§ **Given data**:
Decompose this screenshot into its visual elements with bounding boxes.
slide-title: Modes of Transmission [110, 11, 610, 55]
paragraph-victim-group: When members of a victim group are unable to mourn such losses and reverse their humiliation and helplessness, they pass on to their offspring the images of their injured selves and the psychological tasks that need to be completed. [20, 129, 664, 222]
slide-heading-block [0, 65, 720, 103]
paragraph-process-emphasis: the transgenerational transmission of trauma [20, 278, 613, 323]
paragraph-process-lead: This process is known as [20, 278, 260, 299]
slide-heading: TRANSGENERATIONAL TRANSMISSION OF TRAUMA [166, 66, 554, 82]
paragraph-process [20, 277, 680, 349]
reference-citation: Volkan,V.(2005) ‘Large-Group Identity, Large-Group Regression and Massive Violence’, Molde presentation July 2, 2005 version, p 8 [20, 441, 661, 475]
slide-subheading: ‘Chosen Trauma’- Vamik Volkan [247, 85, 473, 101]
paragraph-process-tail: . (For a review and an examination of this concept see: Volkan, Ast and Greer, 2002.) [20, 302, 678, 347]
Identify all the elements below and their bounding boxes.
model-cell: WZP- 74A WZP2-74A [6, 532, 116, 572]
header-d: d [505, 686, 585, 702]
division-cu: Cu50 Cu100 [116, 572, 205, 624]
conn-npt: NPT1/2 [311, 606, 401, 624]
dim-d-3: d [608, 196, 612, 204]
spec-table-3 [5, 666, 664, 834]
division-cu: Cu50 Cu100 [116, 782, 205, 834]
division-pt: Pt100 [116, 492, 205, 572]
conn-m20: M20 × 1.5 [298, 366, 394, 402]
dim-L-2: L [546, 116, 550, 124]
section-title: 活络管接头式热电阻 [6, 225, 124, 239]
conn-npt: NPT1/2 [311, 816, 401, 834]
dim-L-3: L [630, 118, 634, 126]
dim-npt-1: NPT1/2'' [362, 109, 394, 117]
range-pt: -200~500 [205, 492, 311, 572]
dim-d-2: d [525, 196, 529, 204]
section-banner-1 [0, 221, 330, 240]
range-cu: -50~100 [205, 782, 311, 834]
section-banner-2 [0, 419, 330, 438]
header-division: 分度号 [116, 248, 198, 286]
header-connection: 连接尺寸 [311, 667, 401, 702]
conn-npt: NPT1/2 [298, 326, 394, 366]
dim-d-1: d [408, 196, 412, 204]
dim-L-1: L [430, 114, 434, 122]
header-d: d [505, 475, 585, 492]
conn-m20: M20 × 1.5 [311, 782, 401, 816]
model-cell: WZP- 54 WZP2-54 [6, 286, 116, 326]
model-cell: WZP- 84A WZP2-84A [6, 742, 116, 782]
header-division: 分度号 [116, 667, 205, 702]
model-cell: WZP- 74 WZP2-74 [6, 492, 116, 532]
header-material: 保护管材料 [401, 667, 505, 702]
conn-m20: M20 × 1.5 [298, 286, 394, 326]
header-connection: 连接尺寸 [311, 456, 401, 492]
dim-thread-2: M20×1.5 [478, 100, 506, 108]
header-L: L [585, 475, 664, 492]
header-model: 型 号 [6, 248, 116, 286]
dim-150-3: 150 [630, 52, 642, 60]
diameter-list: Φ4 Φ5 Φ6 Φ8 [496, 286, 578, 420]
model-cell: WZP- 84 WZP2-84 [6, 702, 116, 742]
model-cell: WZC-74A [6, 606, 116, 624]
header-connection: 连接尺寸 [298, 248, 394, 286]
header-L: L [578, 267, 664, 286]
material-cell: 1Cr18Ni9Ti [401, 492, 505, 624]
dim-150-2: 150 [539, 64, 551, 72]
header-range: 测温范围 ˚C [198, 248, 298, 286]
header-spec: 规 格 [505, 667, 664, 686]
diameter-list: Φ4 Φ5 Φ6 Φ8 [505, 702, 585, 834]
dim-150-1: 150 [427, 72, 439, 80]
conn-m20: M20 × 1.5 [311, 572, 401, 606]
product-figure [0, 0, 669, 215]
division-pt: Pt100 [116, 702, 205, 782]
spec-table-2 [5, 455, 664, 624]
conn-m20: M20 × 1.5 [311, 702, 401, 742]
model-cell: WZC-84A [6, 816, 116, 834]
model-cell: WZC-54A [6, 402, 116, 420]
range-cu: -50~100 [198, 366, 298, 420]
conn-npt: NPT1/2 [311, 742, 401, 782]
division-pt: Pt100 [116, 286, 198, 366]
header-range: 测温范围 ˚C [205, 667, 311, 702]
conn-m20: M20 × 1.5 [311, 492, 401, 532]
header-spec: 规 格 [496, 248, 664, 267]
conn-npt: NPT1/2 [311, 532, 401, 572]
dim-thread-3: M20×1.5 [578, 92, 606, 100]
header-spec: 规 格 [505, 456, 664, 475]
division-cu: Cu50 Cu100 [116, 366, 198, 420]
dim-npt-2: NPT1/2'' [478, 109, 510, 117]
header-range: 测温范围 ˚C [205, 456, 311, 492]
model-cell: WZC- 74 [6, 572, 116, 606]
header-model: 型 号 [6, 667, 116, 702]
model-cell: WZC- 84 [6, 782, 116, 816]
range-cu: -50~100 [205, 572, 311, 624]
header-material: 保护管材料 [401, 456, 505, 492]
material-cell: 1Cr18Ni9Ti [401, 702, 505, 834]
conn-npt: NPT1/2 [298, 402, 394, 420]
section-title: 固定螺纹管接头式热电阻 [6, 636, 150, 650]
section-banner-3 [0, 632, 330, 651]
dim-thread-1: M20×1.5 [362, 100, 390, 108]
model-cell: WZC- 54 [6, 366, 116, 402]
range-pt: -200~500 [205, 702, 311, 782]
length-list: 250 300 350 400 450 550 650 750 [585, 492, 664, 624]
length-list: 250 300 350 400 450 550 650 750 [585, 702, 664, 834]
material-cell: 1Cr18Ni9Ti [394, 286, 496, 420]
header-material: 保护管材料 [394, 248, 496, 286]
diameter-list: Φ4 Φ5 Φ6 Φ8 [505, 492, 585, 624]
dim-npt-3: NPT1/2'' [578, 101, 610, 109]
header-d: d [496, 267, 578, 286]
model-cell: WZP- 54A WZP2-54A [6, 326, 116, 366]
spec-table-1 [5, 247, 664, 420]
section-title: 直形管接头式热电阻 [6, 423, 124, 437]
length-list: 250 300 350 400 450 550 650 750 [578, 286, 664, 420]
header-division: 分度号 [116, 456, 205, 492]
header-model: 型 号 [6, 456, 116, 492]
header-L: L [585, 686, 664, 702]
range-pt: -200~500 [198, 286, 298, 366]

§ **Given problem**:
Lay out the stretch from the start of the records through the line that contains "slide-title: Modes of" as a JSON list of strings, one string per line, leaving out blank lines.

§ **Right answer**:
[
  "Decompose this screenshot into its visual elements with bounding boxes.",
  "slide-title: Modes of Transmission [110, 11, 610, 55]"
]